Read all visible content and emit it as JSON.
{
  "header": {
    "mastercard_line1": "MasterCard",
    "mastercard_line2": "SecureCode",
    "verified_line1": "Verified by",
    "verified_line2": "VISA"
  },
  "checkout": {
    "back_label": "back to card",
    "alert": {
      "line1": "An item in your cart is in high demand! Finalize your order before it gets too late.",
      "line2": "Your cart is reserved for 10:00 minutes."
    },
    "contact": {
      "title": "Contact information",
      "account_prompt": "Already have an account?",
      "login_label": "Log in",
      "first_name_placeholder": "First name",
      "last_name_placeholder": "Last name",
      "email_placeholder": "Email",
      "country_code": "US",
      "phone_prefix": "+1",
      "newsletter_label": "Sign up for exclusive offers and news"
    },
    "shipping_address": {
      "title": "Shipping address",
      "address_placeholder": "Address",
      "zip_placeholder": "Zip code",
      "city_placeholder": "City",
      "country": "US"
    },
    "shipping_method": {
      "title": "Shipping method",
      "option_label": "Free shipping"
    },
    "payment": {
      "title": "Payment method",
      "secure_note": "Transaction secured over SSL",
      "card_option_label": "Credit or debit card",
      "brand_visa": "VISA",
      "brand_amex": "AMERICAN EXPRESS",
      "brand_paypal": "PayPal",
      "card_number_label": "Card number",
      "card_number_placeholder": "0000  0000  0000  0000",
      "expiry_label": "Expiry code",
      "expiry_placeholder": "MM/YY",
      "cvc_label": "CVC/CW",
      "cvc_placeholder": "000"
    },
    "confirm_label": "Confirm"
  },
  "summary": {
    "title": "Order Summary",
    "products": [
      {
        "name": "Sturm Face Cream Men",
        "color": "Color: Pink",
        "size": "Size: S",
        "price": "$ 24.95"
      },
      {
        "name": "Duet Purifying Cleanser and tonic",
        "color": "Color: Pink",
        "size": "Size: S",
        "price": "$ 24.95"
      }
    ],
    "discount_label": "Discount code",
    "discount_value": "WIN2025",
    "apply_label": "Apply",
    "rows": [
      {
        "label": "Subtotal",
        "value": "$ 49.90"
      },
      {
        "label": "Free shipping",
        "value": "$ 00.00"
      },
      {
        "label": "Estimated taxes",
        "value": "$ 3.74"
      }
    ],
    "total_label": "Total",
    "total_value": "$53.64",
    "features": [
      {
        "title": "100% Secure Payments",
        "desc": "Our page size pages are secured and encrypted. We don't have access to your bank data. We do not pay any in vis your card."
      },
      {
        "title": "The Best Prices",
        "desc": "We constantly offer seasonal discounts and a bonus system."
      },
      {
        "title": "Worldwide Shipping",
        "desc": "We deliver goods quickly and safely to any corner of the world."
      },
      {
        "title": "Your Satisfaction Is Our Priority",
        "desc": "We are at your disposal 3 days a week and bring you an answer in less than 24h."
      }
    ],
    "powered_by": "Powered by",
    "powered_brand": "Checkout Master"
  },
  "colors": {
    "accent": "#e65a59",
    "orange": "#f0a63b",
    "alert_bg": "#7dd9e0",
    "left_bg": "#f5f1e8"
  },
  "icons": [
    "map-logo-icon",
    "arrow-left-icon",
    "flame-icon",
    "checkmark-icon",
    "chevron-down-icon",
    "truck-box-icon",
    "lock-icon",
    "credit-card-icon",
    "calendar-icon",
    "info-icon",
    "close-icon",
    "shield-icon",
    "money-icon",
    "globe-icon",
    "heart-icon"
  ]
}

========================================================================

= WRITTEN EXERCISE =
Quote all the records. Keep every word exact.

= RESPONSE TO THE EXERCISE =
Read all visible content and emit it as JSON.
{
  "header": {
    "mastercard_line1": "MasterCard",
    "mastercard_line2": "SecureCode",
    "verified_line1": "Verified by",
    "verified_line2": "VISA"
  },
  "checkout": {
    "back_label": "back to card",
    "alert": {
      "line1": "An item in your cart is in high demand! Finalize your order before it gets too late.",
      "line2": "Your cart is reserved for 10:00 minutes."
    },
    "contact": {
      "title": "Contact information",
      "account_prompt": "Already have an account?",
      "login_label": "Log in",
      "first_name_placeholder": "First name",
      "last_name_placeholder": "Last name",
      "email_placeholder": "Email",
      "country_code": "US",
      "phone_prefix": "+1",
      "newsletter_label": "Sign up for exclusive offers and news"
    },
    "shipping_address": {
      "title": "Shipping address",
      "address_placeholder": "Address",
      "zip_placeholder": "Zip code",
      "city_placeholder": "City",
      "country": "US"
    },
    "shipping_method": {
      "title": "Shipping method",
      "option_label": "Free shipping"
    },
    "payment": {
      "title": "Payment method",
      "secure_note": "Transaction secured over SSL",
      "card_option_label": "Credit or debit card",
      "brand_visa": "VISA",
      "brand_amex": "AMERICAN EXPRESS",
      "brand_paypal": "PayPal",
      "card_number_label": "Card number",
      "card_number_placeholder": "0000  0000  0000  0000",
      "expiry_label": "Expiry code",
      "expiry_placeholder": "MM/YY",
      "cvc_label": "CVC/CW",
      "cvc_placeholder": "000"
    },
    "confirm_label": "Confirm"
  },
  "summary": {
    "title": "Order Summary",
    "products": [
      {
        "name": "Sturm Face Cream Men",
        "color": "Color: Pink",
        "size": "Size: S",
        "price": "$ 24.95"
      },
      {
        "name": "Duet Purifying Cleanser and tonic",
        "color": "Color: Pink",
        "size": "Size: S",
        "price": "$ 24.95"
      }
    ],
    "discount_label": "Discount code",
    "discount_value": "WIN2025",
    "apply_label": "Apply",
    "rows": [
      {
        "label": "Subtotal",
        "value": "$ 49.90"
      },
      {
        "label": "Free shipping",
        "value": "$ 00.00"
      },
      {
        "label": "Estimated taxes",
        "value": "$ 3.74"
      }
    ],
    "total_label": "Total",
    "total_value": "$53.64",
    "features": [
      {
        "title": "100% Secure Payments",
        "desc": "Our page size pages are secured and encrypted. We don't have access to your bank data. We do not pay any in vis your card."
      },
      {
        "title": "The Best Prices",
        "desc": "We constantly offer seasonal discounts and a bonus system."
      },
      {
        "title": "Worldwide Shipping",
        "desc": "We deliver goods quickly and safely to any corner of the world."
      },
      {
        "title": "Your Satisfaction Is Our Priority",
        "desc": "We are at your disposal 3 days a week and bring you an answer in less than 24h."
      }
    ],
    "powered_by": "Powered by",
    "powered_brand": "Checkout Master"
  },
  "colors": {
    "accent": "#e65a59",
    "orange": "#f0a63b",
    "alert_bg": "#7dd9e0",
    "left_bg": "#f5f1e8"
  },
  "icons": [
    "map-logo-icon",
    "arrow-left-icon",
    "flame-icon",
    "checkmark-icon",
    "chevron-down-icon",
    "truck-box-icon",
    "lock-icon",
    "credit-card-icon",
    "calendar-icon",
    "info-icon",
    "close-icon",
    "shield-icon",
    "money-icon",
    "globe-icon",
    "heart-icon"
  ]
}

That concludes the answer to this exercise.